# TASK PROMPT:
Print the whole listing exactly.

# Records from a data source:
---+---

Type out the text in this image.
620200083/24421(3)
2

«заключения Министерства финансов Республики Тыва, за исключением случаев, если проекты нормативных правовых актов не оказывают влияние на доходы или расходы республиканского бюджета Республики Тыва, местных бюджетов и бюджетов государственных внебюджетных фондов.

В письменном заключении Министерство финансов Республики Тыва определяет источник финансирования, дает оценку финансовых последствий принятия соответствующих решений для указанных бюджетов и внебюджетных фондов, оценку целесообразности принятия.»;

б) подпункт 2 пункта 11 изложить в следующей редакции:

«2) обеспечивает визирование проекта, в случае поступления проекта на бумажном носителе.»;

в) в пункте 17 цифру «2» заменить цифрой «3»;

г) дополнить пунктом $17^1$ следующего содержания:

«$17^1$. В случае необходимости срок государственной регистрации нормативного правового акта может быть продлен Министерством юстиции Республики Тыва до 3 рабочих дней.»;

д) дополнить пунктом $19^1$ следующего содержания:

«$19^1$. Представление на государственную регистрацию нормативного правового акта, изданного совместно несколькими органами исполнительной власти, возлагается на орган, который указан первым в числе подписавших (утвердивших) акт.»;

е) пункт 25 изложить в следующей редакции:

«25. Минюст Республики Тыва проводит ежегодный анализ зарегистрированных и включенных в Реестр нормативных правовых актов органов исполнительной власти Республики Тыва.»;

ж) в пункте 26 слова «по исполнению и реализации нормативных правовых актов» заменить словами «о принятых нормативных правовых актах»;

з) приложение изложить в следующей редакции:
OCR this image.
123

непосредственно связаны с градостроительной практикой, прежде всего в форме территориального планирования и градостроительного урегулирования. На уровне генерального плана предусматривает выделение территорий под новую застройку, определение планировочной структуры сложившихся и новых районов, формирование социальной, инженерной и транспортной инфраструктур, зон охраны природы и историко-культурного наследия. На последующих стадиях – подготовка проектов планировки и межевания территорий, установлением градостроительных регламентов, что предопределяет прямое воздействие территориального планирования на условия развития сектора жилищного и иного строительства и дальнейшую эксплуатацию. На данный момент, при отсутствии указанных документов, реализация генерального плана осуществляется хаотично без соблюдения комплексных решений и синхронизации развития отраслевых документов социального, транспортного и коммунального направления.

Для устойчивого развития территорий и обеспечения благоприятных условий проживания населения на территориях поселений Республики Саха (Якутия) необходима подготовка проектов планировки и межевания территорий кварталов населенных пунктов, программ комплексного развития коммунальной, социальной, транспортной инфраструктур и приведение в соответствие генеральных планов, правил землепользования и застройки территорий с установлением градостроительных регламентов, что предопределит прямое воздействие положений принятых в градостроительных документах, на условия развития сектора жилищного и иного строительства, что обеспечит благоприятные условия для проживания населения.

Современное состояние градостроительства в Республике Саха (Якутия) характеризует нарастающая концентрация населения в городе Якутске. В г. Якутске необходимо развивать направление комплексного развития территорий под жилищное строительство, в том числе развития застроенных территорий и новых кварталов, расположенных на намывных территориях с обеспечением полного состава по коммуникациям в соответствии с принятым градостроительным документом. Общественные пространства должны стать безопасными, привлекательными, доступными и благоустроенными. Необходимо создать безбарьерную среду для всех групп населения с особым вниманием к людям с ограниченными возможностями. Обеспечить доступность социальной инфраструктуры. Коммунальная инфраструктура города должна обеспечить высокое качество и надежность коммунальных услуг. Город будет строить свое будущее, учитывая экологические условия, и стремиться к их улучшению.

---+---

# REPLY TO THE TASK:
Type out the text in this image.
620200083/24421(3)
2

«заключения Министерства финансов Республики Тыва, за исключением случаев, если проекты нормативных правовых актов не оказывают влияние на доходы или расходы республиканского бюджета Республики Тыва, местных бюджетов и бюджетов государственных внебюджетных фондов.

В письменном заключении Министерство финансов Республики Тыва определяет источник финансирования, дает оценку финансовых последствий принятия соответствующих решений для указанных бюджетов и внебюджетных фондов, оценку целесообразности принятия.»;

б) подпункт 2 пункта 11 изложить в следующей редакции:

«2) обеспечивает визирование проекта, в случае поступления проекта на бумажном носителе.»;

в) в пункте 17 цифру «2» заменить цифрой «3»;

г) дополнить пунктом $17^1$ следующего содержания:

«$17^1$. В случае необходимости срок государственной регистрации нормативного правового акта может быть продлен Министерством юстиции Республики Тыва до 3 рабочих дней.»;

д) дополнить пунктом $19^1$ следующего содержания:

«$19^1$. Представление на государственную регистрацию нормативного правового акта, изданного совместно несколькими органами исполнительной власти, возлагается на орган, который указан первым в числе подписавших (утвердивших) акт.»;

е) пункт 25 изложить в следующей редакции:

«25. Минюст Республики Тыва проводит ежегодный анализ зарегистрированных и включенных в Реестр нормативных правовых актов органов исполнительной власти Республики Тыва.»;

ж) в пункте 26 слова «по исполнению и реализации нормативных правовых актов» заменить словами «о принятых нормативных правовых актах»;

з) приложение изложить в следующей редакции:
OCR this image.
123

непосредственно связаны с градостроительной практикой, прежде всего в форме территориального планирования и градостроительного урегулирования. На уровне генерального плана предусматривает выделение территорий под новую застройку, определение планировочной структуры сложившихся и новых районов, формирование социальной, инженерной и транспортной инфраструктур, зон охраны природы и историко-культурного наследия. На последующих стадиях – подготовка проектов планировки и межевания территорий, установлением градостроительных регламентов, что предопределяет прямое воздействие территориального планирования на условия развития сектора жилищного и иного строительства и дальнейшую эксплуатацию. На данный момент, при отсутствии указанных документов, реализация генерального плана осуществляется хаотично без соблюдения комплексных решений и синхронизации развития отраслевых документов социального, транспортного и коммунального направления.

Для устойчивого развития территорий и обеспечения благоприятных условий проживания населения на территориях поселений Республики Саха (Якутия) необходима подготовка проектов планировки и межевания территорий кварталов населенных пунктов, программ комплексного развития коммунальной, социальной, транспортной инфраструктур и приведение в соответствие генеральных планов, правил землепользования и застройки территорий с установлением градостроительных регламентов, что предопределит прямое воздействие положений принятых в градостроительных документах, на условия развития сектора жилищного и иного строительства, что обеспечит благоприятные условия для проживания населения.

Современное состояние градостроительства в Республике Саха (Якутия) характеризует нарастающая концентрация населения в городе Якутске. В г. Якутске необходимо развивать направление комплексного развития территорий под жилищное строительство, в том числе развития застроенных территорий и новых кварталов, расположенных на намывных территориях с обеспечением полного состава по коммуникациям в соответствии с принятым градостроительным документом. Общественные пространства должны стать безопасными, привлекательными, доступными и благоустроенными. Необходимо создать безбарьерную среду для всех групп населения с особым вниманием к людям с ограниченными возможностями. Обеспечить доступность социальной инфраструктуры. Коммунальная инфраструктура города должна обеспечить высокое качество и надежность коммунальных услуг. Город будет строить свое будущее, учитывая экологические условия, и стремиться к их улучшению.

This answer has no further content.